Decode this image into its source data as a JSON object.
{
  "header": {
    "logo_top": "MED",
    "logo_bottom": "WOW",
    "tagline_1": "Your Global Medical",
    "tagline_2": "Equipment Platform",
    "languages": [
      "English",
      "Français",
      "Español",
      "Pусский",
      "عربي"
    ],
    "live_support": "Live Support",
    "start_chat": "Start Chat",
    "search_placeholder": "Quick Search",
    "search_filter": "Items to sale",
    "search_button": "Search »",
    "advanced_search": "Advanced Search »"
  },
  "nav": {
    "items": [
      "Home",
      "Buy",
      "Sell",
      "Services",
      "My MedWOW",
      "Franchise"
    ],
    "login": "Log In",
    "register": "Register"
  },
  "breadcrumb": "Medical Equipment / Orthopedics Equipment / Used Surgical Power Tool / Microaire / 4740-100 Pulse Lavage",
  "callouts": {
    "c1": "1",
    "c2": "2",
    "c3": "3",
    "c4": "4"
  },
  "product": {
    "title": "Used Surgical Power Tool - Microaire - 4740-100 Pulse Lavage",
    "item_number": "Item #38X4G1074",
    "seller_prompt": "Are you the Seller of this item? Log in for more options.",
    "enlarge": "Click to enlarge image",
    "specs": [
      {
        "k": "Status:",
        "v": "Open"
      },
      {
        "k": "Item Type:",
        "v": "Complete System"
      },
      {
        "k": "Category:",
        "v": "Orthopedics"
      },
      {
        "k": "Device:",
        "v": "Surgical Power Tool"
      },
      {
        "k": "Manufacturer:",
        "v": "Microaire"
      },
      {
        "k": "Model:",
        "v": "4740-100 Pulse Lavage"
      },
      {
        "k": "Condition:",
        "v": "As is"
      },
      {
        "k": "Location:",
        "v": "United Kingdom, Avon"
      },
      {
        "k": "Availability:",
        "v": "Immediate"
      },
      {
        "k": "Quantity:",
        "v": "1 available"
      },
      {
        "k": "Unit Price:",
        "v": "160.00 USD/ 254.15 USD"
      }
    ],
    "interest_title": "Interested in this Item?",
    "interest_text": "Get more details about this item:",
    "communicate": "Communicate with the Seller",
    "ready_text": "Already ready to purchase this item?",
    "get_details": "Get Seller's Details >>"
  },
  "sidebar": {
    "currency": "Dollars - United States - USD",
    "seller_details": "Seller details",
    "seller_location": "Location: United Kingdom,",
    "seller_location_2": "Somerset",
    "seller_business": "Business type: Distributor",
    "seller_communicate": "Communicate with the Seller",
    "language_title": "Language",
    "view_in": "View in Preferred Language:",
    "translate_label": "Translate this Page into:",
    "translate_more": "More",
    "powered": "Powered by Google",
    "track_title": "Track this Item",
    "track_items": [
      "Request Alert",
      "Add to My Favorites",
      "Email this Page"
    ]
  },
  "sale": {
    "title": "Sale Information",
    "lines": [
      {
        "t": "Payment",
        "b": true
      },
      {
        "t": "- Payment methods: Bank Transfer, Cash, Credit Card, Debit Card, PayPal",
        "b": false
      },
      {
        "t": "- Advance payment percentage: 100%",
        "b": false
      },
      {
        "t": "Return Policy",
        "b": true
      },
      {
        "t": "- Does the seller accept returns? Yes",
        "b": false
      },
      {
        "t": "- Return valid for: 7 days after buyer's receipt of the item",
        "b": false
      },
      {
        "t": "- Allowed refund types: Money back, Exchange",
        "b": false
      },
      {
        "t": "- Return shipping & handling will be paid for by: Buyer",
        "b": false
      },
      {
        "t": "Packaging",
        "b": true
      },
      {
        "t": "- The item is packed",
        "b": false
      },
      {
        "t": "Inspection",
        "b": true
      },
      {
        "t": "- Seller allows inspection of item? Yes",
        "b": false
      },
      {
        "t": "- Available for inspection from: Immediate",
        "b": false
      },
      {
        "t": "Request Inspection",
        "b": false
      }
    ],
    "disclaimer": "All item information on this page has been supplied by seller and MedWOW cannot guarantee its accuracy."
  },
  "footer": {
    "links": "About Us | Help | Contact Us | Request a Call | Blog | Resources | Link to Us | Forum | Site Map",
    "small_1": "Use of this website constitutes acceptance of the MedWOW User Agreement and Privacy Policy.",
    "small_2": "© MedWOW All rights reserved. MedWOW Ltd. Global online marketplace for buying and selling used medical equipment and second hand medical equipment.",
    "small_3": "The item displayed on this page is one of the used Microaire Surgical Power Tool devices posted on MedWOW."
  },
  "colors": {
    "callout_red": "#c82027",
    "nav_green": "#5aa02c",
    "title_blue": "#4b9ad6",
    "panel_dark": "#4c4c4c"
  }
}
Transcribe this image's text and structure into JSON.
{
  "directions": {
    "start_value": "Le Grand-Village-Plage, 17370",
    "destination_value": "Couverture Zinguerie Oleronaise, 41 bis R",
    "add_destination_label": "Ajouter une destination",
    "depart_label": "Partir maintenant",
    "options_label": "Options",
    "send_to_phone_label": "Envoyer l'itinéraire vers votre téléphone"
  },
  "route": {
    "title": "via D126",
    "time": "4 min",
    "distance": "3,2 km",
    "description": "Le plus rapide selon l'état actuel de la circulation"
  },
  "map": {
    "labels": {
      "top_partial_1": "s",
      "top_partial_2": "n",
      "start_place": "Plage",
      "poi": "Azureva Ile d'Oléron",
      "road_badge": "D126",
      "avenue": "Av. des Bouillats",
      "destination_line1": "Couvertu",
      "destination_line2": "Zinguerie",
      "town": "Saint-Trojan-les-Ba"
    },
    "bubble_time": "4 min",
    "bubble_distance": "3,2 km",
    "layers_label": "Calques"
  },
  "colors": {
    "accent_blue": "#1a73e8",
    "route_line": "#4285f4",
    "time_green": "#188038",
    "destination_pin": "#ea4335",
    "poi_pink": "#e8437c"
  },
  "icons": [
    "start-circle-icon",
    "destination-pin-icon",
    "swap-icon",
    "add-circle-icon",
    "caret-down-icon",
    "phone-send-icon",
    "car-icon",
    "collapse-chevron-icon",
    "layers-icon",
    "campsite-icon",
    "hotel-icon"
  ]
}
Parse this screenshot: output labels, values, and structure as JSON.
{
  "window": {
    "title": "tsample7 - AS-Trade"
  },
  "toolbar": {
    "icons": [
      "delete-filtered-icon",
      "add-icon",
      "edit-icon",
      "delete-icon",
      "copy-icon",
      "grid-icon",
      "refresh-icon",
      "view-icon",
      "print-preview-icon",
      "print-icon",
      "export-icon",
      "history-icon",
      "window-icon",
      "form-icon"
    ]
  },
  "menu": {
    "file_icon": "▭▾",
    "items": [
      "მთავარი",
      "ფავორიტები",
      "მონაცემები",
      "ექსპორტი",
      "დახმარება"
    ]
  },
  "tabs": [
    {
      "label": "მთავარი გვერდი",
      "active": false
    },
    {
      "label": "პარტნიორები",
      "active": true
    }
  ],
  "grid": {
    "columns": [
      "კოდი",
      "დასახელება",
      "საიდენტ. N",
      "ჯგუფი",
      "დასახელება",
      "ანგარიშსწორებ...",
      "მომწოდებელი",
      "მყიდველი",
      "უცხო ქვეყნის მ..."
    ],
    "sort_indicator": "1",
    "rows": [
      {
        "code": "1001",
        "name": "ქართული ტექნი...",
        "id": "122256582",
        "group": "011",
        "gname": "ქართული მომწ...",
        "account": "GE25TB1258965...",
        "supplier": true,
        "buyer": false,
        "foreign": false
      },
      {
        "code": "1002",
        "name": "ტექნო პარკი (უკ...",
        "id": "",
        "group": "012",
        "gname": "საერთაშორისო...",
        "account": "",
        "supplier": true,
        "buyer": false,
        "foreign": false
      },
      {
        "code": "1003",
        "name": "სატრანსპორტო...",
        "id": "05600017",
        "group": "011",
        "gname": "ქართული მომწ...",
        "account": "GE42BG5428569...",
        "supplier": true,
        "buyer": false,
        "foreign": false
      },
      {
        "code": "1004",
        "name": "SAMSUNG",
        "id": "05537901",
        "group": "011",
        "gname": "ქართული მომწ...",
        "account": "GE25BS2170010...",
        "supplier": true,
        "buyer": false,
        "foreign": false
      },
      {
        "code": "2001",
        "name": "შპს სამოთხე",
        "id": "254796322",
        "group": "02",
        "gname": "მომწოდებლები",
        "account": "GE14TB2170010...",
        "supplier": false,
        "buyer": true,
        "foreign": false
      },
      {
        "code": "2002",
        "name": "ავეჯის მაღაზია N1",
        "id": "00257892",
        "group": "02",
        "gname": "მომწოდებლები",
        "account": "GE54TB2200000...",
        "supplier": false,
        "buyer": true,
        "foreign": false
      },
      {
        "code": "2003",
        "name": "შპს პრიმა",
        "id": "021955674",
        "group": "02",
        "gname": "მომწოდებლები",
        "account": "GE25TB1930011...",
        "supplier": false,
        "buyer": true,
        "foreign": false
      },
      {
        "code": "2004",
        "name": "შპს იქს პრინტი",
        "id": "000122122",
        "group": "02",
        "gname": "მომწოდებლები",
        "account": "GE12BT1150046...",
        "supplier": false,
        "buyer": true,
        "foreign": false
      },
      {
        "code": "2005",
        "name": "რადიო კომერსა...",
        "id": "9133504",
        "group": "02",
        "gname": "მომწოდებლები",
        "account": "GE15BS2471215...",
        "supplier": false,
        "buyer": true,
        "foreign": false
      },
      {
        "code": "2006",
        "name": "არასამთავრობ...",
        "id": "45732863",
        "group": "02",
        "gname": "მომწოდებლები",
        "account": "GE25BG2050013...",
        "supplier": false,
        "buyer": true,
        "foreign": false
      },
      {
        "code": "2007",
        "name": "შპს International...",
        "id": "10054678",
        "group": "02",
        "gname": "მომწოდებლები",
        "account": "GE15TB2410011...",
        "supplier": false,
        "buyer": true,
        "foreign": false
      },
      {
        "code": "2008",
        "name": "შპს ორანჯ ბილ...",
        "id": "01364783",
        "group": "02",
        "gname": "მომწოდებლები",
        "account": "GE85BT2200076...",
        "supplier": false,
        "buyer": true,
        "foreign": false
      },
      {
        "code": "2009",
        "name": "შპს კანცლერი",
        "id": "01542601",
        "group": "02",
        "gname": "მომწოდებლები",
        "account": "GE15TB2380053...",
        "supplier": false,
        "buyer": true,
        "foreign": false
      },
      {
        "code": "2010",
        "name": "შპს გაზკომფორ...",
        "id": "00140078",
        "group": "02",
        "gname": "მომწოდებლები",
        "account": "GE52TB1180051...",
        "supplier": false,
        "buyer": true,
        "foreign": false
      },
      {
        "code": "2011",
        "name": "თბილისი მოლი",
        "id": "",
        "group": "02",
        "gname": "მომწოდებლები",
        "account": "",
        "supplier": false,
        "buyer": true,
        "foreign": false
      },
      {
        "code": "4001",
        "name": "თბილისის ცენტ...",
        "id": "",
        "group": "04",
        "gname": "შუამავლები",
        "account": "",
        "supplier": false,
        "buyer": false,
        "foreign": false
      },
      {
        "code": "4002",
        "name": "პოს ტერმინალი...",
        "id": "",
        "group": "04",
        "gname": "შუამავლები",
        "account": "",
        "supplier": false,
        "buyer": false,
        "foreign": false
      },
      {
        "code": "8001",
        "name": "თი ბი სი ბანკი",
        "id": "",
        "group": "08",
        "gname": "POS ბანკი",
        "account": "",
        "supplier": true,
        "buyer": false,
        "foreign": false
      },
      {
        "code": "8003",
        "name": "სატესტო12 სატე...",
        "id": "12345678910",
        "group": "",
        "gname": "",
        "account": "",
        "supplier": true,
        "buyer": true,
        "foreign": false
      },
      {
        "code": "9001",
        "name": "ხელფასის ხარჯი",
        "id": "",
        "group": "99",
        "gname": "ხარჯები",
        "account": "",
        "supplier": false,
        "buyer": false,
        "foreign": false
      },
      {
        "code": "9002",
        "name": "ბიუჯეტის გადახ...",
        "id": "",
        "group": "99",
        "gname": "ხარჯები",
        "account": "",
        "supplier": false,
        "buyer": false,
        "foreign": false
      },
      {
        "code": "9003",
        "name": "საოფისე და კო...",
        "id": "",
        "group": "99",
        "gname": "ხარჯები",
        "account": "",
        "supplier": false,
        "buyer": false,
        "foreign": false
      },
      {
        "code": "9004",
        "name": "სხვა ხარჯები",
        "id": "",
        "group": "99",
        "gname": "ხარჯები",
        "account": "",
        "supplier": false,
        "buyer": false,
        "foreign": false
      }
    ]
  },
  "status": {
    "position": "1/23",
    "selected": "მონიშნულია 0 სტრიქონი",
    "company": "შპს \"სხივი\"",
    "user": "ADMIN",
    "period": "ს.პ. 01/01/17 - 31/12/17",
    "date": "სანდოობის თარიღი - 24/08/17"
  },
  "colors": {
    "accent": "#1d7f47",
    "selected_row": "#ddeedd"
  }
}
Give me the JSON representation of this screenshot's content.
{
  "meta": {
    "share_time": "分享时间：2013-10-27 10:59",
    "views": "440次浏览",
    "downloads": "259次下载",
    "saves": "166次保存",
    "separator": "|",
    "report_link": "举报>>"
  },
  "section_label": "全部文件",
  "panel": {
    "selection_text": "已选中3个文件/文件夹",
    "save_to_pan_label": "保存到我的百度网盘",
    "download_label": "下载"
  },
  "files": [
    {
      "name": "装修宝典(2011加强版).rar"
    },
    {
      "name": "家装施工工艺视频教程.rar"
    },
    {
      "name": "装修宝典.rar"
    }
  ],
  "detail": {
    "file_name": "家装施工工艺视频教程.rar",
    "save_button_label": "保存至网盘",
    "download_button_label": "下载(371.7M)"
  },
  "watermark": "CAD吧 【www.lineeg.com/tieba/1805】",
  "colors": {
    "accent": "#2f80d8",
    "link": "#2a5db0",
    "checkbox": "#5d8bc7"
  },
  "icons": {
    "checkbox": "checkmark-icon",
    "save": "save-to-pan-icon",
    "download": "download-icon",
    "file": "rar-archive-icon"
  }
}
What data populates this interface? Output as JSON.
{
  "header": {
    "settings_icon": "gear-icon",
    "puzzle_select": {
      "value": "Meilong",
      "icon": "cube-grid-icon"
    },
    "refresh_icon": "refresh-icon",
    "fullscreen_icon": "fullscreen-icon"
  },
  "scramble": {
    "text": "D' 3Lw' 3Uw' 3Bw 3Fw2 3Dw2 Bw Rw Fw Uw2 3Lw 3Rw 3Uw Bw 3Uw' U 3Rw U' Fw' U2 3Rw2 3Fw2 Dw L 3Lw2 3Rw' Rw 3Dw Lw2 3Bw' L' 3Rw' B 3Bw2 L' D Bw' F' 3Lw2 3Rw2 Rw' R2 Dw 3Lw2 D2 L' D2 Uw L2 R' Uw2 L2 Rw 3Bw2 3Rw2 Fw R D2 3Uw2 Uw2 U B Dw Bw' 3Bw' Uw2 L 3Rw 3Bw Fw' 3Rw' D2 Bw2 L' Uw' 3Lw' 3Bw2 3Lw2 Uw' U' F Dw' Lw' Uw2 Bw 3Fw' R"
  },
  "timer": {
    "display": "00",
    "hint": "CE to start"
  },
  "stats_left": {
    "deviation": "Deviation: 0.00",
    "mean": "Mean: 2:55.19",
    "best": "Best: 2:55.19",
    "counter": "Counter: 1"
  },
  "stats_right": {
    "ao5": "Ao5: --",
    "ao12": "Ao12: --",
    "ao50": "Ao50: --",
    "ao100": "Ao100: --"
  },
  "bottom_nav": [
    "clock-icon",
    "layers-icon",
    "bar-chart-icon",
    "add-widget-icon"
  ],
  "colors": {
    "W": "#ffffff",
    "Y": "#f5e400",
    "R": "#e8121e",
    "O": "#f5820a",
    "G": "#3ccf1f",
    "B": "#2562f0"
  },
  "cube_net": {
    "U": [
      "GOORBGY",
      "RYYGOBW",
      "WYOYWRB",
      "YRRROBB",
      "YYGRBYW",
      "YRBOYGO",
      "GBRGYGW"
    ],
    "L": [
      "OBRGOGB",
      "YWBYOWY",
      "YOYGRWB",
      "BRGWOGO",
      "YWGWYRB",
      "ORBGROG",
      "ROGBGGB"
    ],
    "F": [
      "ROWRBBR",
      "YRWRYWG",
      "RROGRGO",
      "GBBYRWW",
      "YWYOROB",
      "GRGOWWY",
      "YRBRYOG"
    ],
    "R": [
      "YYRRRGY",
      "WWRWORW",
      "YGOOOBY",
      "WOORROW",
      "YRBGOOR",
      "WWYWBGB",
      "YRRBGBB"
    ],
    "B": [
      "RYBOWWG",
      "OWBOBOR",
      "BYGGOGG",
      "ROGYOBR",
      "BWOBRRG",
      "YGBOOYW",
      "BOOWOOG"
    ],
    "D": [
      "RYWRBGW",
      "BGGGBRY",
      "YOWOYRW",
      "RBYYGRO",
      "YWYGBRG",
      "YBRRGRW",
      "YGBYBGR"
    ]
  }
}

• [WRITTEN EXERCISE]:
Find how many lines in the listing hold "into", and reply with that number only.

• [SOLUTION TO THE PROBLEM]:
3